__EXERCISE REQUIREMENTS__
Print each of the items below verbatim, keeping every line unchanged.

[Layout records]
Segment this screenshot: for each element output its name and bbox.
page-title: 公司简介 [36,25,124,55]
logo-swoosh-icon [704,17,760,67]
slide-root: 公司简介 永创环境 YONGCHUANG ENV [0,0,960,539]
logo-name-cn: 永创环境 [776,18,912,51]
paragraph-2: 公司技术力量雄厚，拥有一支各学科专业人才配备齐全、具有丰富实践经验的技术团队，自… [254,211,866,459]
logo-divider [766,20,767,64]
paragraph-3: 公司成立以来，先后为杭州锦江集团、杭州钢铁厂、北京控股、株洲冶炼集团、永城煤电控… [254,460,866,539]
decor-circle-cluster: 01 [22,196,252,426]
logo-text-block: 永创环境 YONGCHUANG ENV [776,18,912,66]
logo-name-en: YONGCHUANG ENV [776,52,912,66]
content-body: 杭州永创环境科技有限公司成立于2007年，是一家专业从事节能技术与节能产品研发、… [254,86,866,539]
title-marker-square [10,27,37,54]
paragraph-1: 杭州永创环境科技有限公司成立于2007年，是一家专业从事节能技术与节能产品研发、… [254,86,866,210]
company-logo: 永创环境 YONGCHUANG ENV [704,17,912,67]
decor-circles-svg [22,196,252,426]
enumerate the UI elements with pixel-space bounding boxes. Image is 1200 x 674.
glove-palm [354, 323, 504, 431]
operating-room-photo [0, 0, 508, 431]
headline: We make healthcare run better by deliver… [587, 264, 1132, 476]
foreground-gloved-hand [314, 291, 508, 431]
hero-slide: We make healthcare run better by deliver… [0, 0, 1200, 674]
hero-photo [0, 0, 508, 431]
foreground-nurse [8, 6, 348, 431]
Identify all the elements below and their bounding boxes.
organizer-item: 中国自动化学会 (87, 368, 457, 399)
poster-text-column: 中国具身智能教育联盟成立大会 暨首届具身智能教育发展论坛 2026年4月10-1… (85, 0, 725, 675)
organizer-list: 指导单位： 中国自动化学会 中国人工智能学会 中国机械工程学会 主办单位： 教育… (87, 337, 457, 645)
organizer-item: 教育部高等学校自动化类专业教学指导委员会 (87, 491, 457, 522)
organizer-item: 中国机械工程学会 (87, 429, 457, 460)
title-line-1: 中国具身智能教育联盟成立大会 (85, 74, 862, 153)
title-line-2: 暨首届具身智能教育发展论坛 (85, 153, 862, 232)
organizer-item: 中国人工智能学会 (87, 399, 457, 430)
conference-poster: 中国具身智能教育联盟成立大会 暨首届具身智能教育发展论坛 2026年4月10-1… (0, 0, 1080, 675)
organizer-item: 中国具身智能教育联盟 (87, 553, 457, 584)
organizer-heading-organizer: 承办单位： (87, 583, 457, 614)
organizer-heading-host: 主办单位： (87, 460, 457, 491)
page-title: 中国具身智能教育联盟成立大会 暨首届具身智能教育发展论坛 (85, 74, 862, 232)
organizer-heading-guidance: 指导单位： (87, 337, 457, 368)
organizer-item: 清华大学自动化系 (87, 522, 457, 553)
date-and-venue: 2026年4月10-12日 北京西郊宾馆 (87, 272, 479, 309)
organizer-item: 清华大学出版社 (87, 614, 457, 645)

__EXERCISE RESULT__
Segment this screenshot: for each element output its name and bbox.
page-title: 公司简介 [36,25,124,55]
logo-swoosh-icon [704,17,760,67]
slide-root: 公司简介 永创环境 YONGCHUANG ENV [0,0,960,539]
logo-name-cn: 永创环境 [776,18,912,51]
paragraph-2: 公司技术力量雄厚，拥有一支各学科专业人才配备齐全、具有丰富实践经验的技术团队，自… [254,211,866,459]
logo-divider [766,20,767,64]
paragraph-3: 公司成立以来，先后为杭州锦江集团、杭州钢铁厂、北京控股、株洲冶炼集团、永城煤电控… [254,460,866,539]
decor-circle-cluster: 01 [22,196,252,426]
logo-text-block: 永创环境 YONGCHUANG ENV [776,18,912,66]
logo-name-en: YONGCHUANG ENV [776,52,912,66]
content-body: 杭州永创环境科技有限公司成立于2007年，是一家专业从事节能技术与节能产品研发、… [254,86,866,539]
title-marker-square [10,27,37,54]
paragraph-1: 杭州永创环境科技有限公司成立于2007年，是一家专业从事节能技术与节能产品研发、… [254,86,866,210]
company-logo: 永创环境 YONGCHUANG ENV [704,17,912,67]
decor-circles-svg [22,196,252,426]
enumerate the UI elements with pixel-space bounding boxes. Image is 1200 x 674.
glove-palm [354, 323, 504, 431]
operating-room-photo [0, 0, 508, 431]
headline: We make healthcare run better by deliver… [587, 264, 1132, 476]
foreground-gloved-hand [314, 291, 508, 431]
hero-slide: We make healthcare run better by deliver… [0, 0, 1200, 674]
hero-photo [0, 0, 508, 431]
foreground-nurse [8, 6, 348, 431]
Identify all the elements below and their bounding boxes.
organizer-item: 中国自动化学会 (87, 368, 457, 399)
poster-text-column: 中国具身智能教育联盟成立大会 暨首届具身智能教育发展论坛 2026年4月10-1… (85, 0, 725, 675)
organizer-list: 指导单位： 中国自动化学会 中国人工智能学会 中国机械工程学会 主办单位： 教育… (87, 337, 457, 645)
organizer-item: 教育部高等学校自动化类专业教学指导委员会 (87, 491, 457, 522)
organizer-item: 中国机械工程学会 (87, 429, 457, 460)
title-line-1: 中国具身智能教育联盟成立大会 (85, 74, 862, 153)
title-line-2: 暨首届具身智能教育发展论坛 (85, 153, 862, 232)
organizer-item: 中国人工智能学会 (87, 399, 457, 430)
conference-poster: 中国具身智能教育联盟成立大会 暨首届具身智能教育发展论坛 2026年4月10-1… (0, 0, 1080, 675)
organizer-item: 中国具身智能教育联盟 (87, 553, 457, 584)
organizer-heading-organizer: 承办单位： (87, 583, 457, 614)
organizer-heading-host: 主办单位： (87, 460, 457, 491)
page-title: 中国具身智能教育联盟成立大会 暨首届具身智能教育发展论坛 (85, 74, 862, 232)
organizer-heading-guidance: 指导单位： (87, 337, 457, 368)
organizer-item: 清华大学自动化系 (87, 522, 457, 553)
date-and-venue: 2026年4月10-12日 北京西郊宾馆 (87, 272, 479, 309)
organizer-item: 清华大学出版社 (87, 614, 457, 645)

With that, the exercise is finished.